[Data excerpts]:
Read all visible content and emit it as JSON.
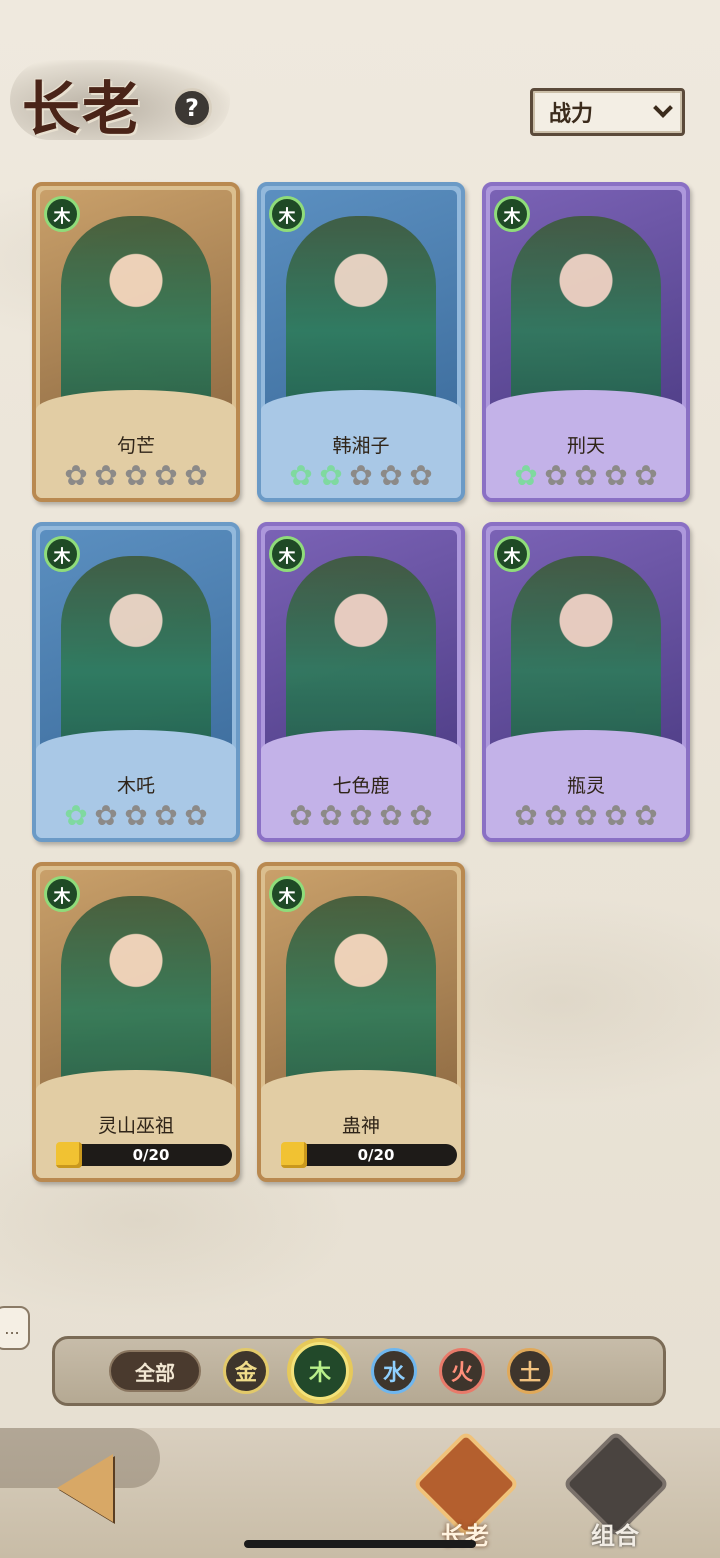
{
  "header": {
    "title": "长老",
    "help_icon": "question-icon",
    "sort_label": "战力"
  },
  "cards": [
    {
      "name": "句芒",
      "element": "木",
      "rarity": "gold",
      "stars_lit": 0,
      "stars_total": 5
    },
    {
      "name": "韩湘子",
      "element": "木",
      "rarity": "blue",
      "stars_lit": 2,
      "stars_total": 5
    },
    {
      "name": "刑天",
      "element": "木",
      "rarity": "purple",
      "stars_lit": 1,
      "stars_total": 5
    },
    {
      "name": "木吒",
      "element": "木",
      "rarity": "blue",
      "stars_lit": 1,
      "stars_total": 5
    },
    {
      "name": "七色鹿",
      "element": "木",
      "rarity": "purple",
      "stars_lit": 0,
      "stars_total": 5
    },
    {
      "name": "瓶灵",
      "element": "木",
      "rarity": "purple",
      "stars_lit": 0,
      "stars_total": 5
    },
    {
      "name": "灵山巫祖",
      "element": "木",
      "rarity": "gold",
      "progress": "0/20"
    },
    {
      "name": "蛊神",
      "element": "木",
      "rarity": "gold",
      "progress": "0/20"
    }
  ],
  "filters": {
    "all": "全部",
    "elements": [
      "金",
      "木",
      "水",
      "火",
      "土"
    ],
    "selected": "木"
  },
  "nav": {
    "tabs": [
      "长老",
      "组合"
    ],
    "active": "长老"
  },
  "side_chat": "..."
}
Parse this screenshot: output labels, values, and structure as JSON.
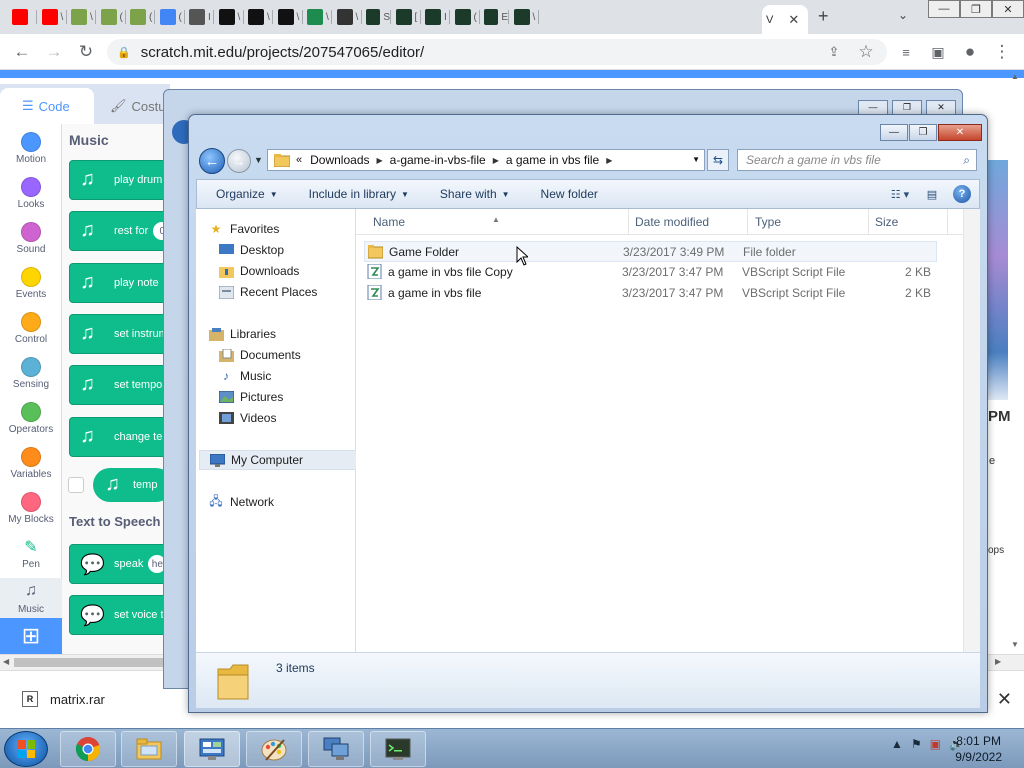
{
  "browser": {
    "tabs": [
      {
        "name": "youtube-tab",
        "icon": "youtube-icon",
        "color": "#ff0000",
        "glyph": ""
      },
      {
        "name": "youtube-tab-2",
        "icon": "youtube-icon",
        "color": "#ff0000",
        "glyph": "\\"
      },
      {
        "name": "scratch-tab-1",
        "icon": "puzzle-icon",
        "color": "#7ca34a",
        "glyph": "\\"
      },
      {
        "name": "scratch-tab-2",
        "icon": "puzzle-icon",
        "color": "#7ca34a",
        "glyph": "("
      },
      {
        "name": "scratch-tab-3",
        "icon": "puzzle-icon",
        "color": "#7ca34a",
        "glyph": "("
      },
      {
        "name": "google-tab",
        "icon": "google-icon",
        "color": "#4285f4",
        "glyph": "("
      },
      {
        "name": "web-tab",
        "icon": "globe-icon",
        "color": "#555555",
        "glyph": "I"
      },
      {
        "name": "wiki-tab-1",
        "icon": "w-icon",
        "color": "#111111",
        "glyph": "\\"
      },
      {
        "name": "wiki-tab-2",
        "icon": "w-icon",
        "color": "#111111",
        "glyph": "\\"
      },
      {
        "name": "wiki-tab-3",
        "icon": "w-icon",
        "color": "#111111",
        "glyph": "\\"
      },
      {
        "name": "sheet-tab",
        "icon": "spreadsheet-icon",
        "color": "#1e8c4e",
        "glyph": "\\"
      },
      {
        "name": "archive-tab",
        "icon": "bank-icon",
        "color": "#333333",
        "glyph": "\\"
      },
      {
        "name": "bolt-tab-1",
        "icon": "bolt-icon",
        "color": "#1b3a2a",
        "glyph": "S"
      },
      {
        "name": "bolt-tab-2",
        "icon": "bolt-icon",
        "color": "#1b3a2a",
        "glyph": "["
      },
      {
        "name": "bolt-tab-3",
        "icon": "bolt-icon",
        "color": "#1b3a2a",
        "glyph": "I"
      },
      {
        "name": "bolt-tab-4",
        "icon": "bolt-icon",
        "color": "#1b3a2a",
        "glyph": "("
      },
      {
        "name": "bolt-tab-5",
        "icon": "bolt-icon",
        "color": "#1b3a2a",
        "glyph": "E"
      },
      {
        "name": "bolt-tab-6",
        "icon": "bolt-icon",
        "color": "#1b3a2a",
        "glyph": "\\"
      }
    ],
    "active_tab_glyph": "V",
    "url": "scratch.mit.edu/projects/207547065/editor/"
  },
  "scratch": {
    "tabs": {
      "code": "Code",
      "costumes": "Costu"
    },
    "categories": [
      {
        "label": "Motion",
        "color": "#4c97ff"
      },
      {
        "label": "Looks",
        "color": "#9966ff"
      },
      {
        "label": "Sound",
        "color": "#cf63cf"
      },
      {
        "label": "Events",
        "color": "#ffd500"
      },
      {
        "label": "Control",
        "color": "#ffab19"
      },
      {
        "label": "Sensing",
        "color": "#5cb1d6"
      },
      {
        "label": "Operators",
        "color": "#59c059"
      },
      {
        "label": "Variables",
        "color": "#ff8c1a"
      },
      {
        "label": "My Blocks",
        "color": "#ff6680"
      },
      {
        "label": "Pen",
        "color": "#0fbd8c"
      },
      {
        "label": "Music",
        "color": "#0fbd8c"
      }
    ],
    "palette": {
      "music_heading": "Music",
      "blocks": [
        "play drum",
        "rest for",
        "play note",
        "set instrum",
        "set tempo",
        "change ten"
      ],
      "rest_slot": "0",
      "reporter": "temp",
      "tts_heading": "Text to Speech",
      "tts_blocks": [
        "speak",
        "set voice to"
      ],
      "speak_slot": "he"
    },
    "stage_fragments": {
      "pm": "PM",
      "e": "e",
      "ops": "ops"
    }
  },
  "download_bar": {
    "file": "matrix.rar",
    "icon_text": "R"
  },
  "explorer": {
    "breadcrumbs": [
      "Downloads",
      "a-game-in-vbs-file",
      "a game in vbs file"
    ],
    "search_placeholder": "Search a game in vbs file",
    "commands": [
      "Organize",
      "Include in library",
      "Share with",
      "New folder"
    ],
    "nav": {
      "favorites": "Favorites",
      "desktop": "Desktop",
      "downloads": "Downloads",
      "recent": "Recent Places",
      "libraries": "Libraries",
      "documents": "Documents",
      "music": "Music",
      "pictures": "Pictures",
      "videos": "Videos",
      "computer": "My Computer",
      "network": "Network"
    },
    "columns": {
      "name": "Name",
      "date": "Date modified",
      "type": "Type",
      "size": "Size"
    },
    "files": [
      {
        "name": "Game Folder",
        "date": "3/23/2017 3:49 PM",
        "type": "File folder",
        "size": "",
        "icon": "folder-icon"
      },
      {
        "name": "a game in vbs file Copy",
        "date": "3/23/2017 3:47 PM",
        "type": "VBScript Script File",
        "size": "2 KB",
        "icon": "vbscript-file-icon"
      },
      {
        "name": "a game in vbs file",
        "date": "3/23/2017 3:47 PM",
        "type": "VBScript Script File",
        "size": "2 KB",
        "icon": "vbscript-file-icon"
      }
    ],
    "item_count": "3 items"
  },
  "taskbar": {
    "apps": [
      "chrome-icon",
      "file-explorer-icon",
      "control-panel-icon",
      "paint-icon",
      "network-computer-icon",
      "terminal-icon"
    ],
    "time": "8:01 PM",
    "date": "9/9/2022"
  },
  "colors": {
    "scratch_blue": "#4c97ff",
    "music_green": "#0fbd8c",
    "close_red": "#c4452c"
  }
}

[Task brief]:
Make an exact copy of the records shown above, without the pictures.

[Answer below]:
Read all visible content and emit it as JSON.
{
  "header": {
    "title": "长老",
    "help_icon": "question-icon",
    "sort_label": "战力"
  },
  "cards": [
    {
      "name": "句芒",
      "element": "木",
      "rarity": "gold",
      "stars_lit": 0,
      "stars_total": 5
    },
    {
      "name": "韩湘子",
      "element": "木",
      "rarity": "blue",
      "stars_lit": 2,
      "stars_total": 5
    },
    {
      "name": "刑天",
      "element": "木",
      "rarity": "purple",
      "stars_lit": 1,
      "stars_total": 5
    },
    {
      "name": "木吒",
      "element": "木",
      "rarity": "blue",
      "stars_lit": 1,
      "stars_total": 5
    },
    {
      "name": "七色鹿",
      "element": "木",
      "rarity": "purple",
      "stars_lit": 0,
      "stars_total": 5
    },
    {
      "name": "瓶灵",
      "element": "木",
      "rarity": "purple",
      "stars_lit": 0,
      "stars_total": 5
    },
    {
      "name": "灵山巫祖",
      "element": "木",
      "rarity": "gold",
      "progress": "0/20"
    },
    {
      "name": "蛊神",
      "element": "木",
      "rarity": "gold",
      "progress": "0/20"
    }
  ],
  "filters": {
    "all": "全部",
    "elements": [
      "金",
      "木",
      "水",
      "火",
      "土"
    ],
    "selected": "木"
  },
  "nav": {
    "tabs": [
      "长老",
      "组合"
    ],
    "active": "长老"
  },
  "side_chat": "..."
}
Parse this screenshot: output labels, values, and structure as JSON.
{
  "browser": {
    "tabs": [
      {
        "name": "youtube-tab",
        "icon": "youtube-icon",
        "color": "#ff0000",
        "glyph": ""
      },
      {
        "name": "youtube-tab-2",
        "icon": "youtube-icon",
        "color": "#ff0000",
        "glyph": "\\"
      },
      {
        "name": "scratch-tab-1",
        "icon": "puzzle-icon",
        "color": "#7ca34a",
        "glyph": "\\"
      },
      {
        "name": "scratch-tab-2",
        "icon": "puzzle-icon",
        "color": "#7ca34a",
        "glyph": "("
      },
      {
        "name": "scratch-tab-3",
        "icon": "puzzle-icon",
        "color": "#7ca34a",
        "glyph": "("
      },
      {
        "name": "google-tab",
        "icon": "google-icon",
        "color": "#4285f4",
        "glyph": "("
      },
      {
        "name": "web-tab",
        "icon": "globe-icon",
        "color": "#555555",
        "glyph": "I"
      },
      {
        "name": "wiki-tab-1",
        "icon": "w-icon",
        "color": "#111111",
        "glyph": "\\"
      },
      {
        "name": "wiki-tab-2",
        "icon": "w-icon",
        "color": "#111111",
        "glyph": "\\"
      },
      {
        "name": "wiki-tab-3",
        "icon": "w-icon",
        "color": "#111111",
        "glyph": "\\"
      },
      {
        "name": "sheet-tab",
        "icon": "spreadsheet-icon",
        "color": "#1e8c4e",
        "glyph": "\\"
      },
      {
        "name": "archive-tab",
        "icon": "bank-icon",
        "color": "#333333",
        "glyph": "\\"
      },
      {
        "name": "bolt-tab-1",
        "icon": "bolt-icon",
        "color": "#1b3a2a",
        "glyph": "S"
      },
      {
        "name": "bolt-tab-2",
        "icon": "bolt-icon",
        "color": "#1b3a2a",
        "glyph": "["
      },
      {
        "name": "bolt-tab-3",
        "icon": "bolt-icon",
        "color": "#1b3a2a",
        "glyph": "I"
      },
      {
        "name": "bolt-tab-4",
        "icon": "bolt-icon",
        "color": "#1b3a2a",
        "glyph": "("
      },
      {
        "name": "bolt-tab-5",
        "icon": "bolt-icon",
        "color": "#1b3a2a",
        "glyph": "E"
      },
      {
        "name": "bolt-tab-6",
        "icon": "bolt-icon",
        "color": "#1b3a2a",
        "glyph": "\\"
      }
    ],
    "active_tab_glyph": "V",
    "url": "scratch.mit.edu/projects/207547065/editor/"
  },
  "scratch": {
    "tabs": {
      "code": "Code",
      "costumes": "Costu"
    },
    "categories": [
      {
        "label": "Motion",
        "color": "#4c97ff"
      },
      {
        "label": "Looks",
        "color": "#9966ff"
      },
      {
        "label": "Sound",
        "color": "#cf63cf"
      },
      {
        "label": "Events",
        "color": "#ffd500"
      },
      {
        "label": "Control",
        "color": "#ffab19"
      },
      {
        "label": "Sensing",
        "color": "#5cb1d6"
      },
      {
        "label": "Operators",
        "color": "#59c059"
      },
      {
        "label": "Variables",
        "color": "#ff8c1a"
      },
      {
        "label": "My Blocks",
        "color": "#ff6680"
      },
      {
        "label": "Pen",
        "color": "#0fbd8c"
      },
      {
        "label": "Music",
        "color": "#0fbd8c"
      }
    ],
    "palette": {
      "music_heading": "Music",
      "blocks": [
        "play drum",
        "rest for",
        "play note",
        "set instrum",
        "set tempo",
        "change ten"
      ],
      "rest_slot": "0",
      "reporter": "temp",
      "tts_heading": "Text to Speech",
      "tts_blocks": [
        "speak",
        "set voice to"
      ],
      "speak_slot": "he"
    },
    "stage_fragments": {
      "pm": "PM",
      "e": "e",
      "ops": "ops"
    }
  },
  "download_bar": {
    "file": "matrix.rar",
    "icon_text": "R"
  },
  "explorer": {
    "breadcrumbs": [
      "Downloads",
      "a-game-in-vbs-file",
      "a game in vbs file"
    ],
    "search_placeholder": "Search a game in vbs file",
    "commands": [
      "Organize",
      "Include in library",
      "Share with",
      "New folder"
    ],
    "nav": {
      "favorites": "Favorites",
      "desktop": "Desktop",
      "downloads": "Downloads",
      "recent": "Recent Places",
      "libraries": "Libraries",
      "documents": "Documents",
      "music": "Music",
      "pictures": "Pictures",
      "videos": "Videos",
      "computer": "My Computer",
      "network": "Network"
    },
    "columns": {
      "name": "Name",
      "date": "Date modified",
      "type": "Type",
      "size": "Size"
    },
    "files": [
      {
        "name": "Game Folder",
        "date": "3/23/2017 3:49 PM",
        "type": "File folder",
        "size": "",
        "icon": "folder-icon"
      },
      {
        "name": "a game in vbs file Copy",
        "date": "3/23/2017 3:47 PM",
        "type": "VBScript Script File",
        "size": "2 KB",
        "icon": "vbscript-file-icon"
      },
      {
        "name": "a game in vbs file",
        "date": "3/23/2017 3:47 PM",
        "type": "VBScript Script File",
        "size": "2 KB",
        "icon": "vbscript-file-icon"
      }
    ],
    "item_count": "3 items"
  },
  "taskbar": {
    "apps": [
      "chrome-icon",
      "file-explorer-icon",
      "control-panel-icon",
      "paint-icon",
      "network-computer-icon",
      "terminal-icon"
    ],
    "time": "8:01 PM",
    "date": "9/9/2022"
  },
  "colors": {
    "scratch_blue": "#4c97ff",
    "music_green": "#0fbd8c",
    "close_red": "#c4452c"
  }
}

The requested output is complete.